**Written instruction:** Filter the entries and keep only the lines where the string "ввозной" appears.

[START]

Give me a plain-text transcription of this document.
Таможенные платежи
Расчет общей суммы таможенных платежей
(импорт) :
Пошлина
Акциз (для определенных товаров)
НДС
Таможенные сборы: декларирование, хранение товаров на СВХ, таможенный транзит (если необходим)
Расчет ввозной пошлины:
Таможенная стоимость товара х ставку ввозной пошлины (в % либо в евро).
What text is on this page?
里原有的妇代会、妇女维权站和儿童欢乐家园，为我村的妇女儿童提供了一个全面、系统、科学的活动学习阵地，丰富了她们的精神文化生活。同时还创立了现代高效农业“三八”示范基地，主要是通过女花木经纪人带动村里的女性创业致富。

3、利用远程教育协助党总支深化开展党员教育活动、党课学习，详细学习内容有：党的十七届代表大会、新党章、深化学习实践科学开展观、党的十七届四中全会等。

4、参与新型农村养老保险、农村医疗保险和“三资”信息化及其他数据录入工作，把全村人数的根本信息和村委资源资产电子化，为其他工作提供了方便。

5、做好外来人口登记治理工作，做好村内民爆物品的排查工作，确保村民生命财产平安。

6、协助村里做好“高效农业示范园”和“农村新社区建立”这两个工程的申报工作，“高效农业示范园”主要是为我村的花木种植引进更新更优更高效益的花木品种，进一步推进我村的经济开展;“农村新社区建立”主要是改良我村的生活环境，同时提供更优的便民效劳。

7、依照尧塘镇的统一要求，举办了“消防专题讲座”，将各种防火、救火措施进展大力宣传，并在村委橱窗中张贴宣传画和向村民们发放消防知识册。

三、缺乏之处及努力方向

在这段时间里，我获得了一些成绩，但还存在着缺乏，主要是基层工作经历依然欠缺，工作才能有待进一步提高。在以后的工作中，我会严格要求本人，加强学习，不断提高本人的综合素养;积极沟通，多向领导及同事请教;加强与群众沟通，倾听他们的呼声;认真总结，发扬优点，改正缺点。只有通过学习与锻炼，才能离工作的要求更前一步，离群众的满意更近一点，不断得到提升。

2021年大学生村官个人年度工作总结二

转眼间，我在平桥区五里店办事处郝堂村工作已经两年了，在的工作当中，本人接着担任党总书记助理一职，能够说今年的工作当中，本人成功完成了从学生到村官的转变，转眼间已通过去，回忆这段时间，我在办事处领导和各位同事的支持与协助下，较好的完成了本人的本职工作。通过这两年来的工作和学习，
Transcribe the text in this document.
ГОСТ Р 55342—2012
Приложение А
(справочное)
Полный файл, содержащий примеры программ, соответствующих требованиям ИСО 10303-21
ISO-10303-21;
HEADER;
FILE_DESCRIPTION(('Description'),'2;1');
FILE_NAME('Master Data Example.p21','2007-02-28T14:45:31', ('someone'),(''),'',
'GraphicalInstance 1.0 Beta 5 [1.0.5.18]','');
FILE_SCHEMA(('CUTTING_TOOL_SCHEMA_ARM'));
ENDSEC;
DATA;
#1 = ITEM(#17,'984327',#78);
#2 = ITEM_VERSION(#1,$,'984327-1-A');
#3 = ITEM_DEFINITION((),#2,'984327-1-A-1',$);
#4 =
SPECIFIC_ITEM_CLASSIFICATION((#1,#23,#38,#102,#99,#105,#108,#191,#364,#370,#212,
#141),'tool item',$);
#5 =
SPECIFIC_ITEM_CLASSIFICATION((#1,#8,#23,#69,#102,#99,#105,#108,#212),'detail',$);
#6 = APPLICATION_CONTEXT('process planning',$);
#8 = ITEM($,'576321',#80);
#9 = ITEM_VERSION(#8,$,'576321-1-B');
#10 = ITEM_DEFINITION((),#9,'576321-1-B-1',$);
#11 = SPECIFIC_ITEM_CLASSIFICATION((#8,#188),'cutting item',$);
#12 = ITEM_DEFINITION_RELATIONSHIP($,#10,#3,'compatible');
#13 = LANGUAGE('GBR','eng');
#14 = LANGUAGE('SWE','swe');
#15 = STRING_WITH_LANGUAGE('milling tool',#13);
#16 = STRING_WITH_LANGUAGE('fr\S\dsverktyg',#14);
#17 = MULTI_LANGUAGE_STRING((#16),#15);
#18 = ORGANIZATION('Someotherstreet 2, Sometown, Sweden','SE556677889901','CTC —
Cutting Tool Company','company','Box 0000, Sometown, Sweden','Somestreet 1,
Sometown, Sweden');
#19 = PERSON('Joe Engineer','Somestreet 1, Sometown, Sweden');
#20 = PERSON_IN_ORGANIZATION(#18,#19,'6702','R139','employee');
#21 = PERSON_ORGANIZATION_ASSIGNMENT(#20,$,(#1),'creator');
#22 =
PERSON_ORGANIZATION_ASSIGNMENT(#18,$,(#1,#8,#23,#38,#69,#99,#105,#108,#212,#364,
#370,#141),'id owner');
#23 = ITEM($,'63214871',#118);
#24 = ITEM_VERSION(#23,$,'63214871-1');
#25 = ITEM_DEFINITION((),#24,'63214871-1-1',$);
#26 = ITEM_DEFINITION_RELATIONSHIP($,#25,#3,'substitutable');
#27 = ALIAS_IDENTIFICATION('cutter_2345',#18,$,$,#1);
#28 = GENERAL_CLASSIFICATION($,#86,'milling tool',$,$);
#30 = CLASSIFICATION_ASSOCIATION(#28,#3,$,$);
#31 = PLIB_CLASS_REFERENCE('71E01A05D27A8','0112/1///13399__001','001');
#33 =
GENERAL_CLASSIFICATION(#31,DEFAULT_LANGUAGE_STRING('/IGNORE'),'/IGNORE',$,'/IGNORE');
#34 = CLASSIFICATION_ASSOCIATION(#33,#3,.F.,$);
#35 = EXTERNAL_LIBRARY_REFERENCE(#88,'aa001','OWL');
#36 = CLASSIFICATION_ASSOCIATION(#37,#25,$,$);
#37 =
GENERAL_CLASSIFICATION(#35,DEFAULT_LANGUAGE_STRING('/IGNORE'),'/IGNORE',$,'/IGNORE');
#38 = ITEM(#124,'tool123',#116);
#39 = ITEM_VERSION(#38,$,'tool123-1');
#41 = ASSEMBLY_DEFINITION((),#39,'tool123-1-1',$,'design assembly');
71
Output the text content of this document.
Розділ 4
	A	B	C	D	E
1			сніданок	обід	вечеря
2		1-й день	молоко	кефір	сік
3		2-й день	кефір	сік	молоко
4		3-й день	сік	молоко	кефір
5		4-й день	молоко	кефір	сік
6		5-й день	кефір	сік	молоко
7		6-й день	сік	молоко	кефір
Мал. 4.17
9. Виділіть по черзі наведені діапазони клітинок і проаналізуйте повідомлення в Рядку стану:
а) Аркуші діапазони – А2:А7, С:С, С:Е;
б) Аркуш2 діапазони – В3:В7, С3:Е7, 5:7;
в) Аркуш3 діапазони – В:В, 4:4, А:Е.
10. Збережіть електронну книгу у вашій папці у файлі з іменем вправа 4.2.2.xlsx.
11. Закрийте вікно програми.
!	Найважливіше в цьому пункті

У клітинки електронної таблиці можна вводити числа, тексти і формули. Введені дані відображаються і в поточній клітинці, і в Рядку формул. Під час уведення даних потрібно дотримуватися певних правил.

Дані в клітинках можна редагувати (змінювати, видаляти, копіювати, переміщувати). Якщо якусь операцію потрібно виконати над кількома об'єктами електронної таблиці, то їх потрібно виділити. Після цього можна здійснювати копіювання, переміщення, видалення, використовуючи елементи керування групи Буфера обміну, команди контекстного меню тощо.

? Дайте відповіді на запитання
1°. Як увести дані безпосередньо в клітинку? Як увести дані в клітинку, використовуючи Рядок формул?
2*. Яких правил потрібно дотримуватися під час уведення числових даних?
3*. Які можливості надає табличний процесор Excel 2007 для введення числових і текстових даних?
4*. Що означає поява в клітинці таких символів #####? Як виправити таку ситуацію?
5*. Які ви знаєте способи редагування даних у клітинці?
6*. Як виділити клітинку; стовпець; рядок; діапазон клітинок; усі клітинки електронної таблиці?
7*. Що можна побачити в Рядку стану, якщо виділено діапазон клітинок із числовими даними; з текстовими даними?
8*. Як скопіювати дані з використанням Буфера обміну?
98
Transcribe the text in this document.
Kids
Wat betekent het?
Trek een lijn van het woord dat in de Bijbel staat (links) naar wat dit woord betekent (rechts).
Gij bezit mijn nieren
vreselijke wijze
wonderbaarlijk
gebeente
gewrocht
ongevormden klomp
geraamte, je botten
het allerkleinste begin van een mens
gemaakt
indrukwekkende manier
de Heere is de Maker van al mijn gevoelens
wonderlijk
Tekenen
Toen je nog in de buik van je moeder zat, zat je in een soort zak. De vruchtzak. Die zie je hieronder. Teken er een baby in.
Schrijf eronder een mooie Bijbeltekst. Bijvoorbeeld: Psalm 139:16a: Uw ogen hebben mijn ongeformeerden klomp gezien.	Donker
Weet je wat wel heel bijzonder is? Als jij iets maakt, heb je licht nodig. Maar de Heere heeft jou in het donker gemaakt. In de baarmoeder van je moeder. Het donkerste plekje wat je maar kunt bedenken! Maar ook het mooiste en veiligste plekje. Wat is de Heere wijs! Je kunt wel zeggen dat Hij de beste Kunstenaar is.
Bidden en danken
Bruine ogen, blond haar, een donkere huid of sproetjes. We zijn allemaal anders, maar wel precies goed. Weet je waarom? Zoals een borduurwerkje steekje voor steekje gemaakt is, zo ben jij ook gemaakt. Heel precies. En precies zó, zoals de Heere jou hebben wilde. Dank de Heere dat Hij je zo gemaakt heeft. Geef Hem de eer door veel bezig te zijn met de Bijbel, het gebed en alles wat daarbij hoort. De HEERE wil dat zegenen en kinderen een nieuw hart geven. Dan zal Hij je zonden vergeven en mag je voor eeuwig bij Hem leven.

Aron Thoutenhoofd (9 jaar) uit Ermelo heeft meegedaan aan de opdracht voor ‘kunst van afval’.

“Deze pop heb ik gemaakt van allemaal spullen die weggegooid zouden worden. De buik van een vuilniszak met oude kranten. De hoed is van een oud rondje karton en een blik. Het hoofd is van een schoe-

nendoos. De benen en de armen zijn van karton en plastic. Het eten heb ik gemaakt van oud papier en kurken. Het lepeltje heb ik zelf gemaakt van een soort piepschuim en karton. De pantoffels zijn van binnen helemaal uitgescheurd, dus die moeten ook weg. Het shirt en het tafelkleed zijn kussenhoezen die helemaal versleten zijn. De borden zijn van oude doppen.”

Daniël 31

[END]

**Solution to this task:**
Расчет ввозной пошлины:
Таможенная стоимость товара х ставку ввозной пошлины (в % либо в евро).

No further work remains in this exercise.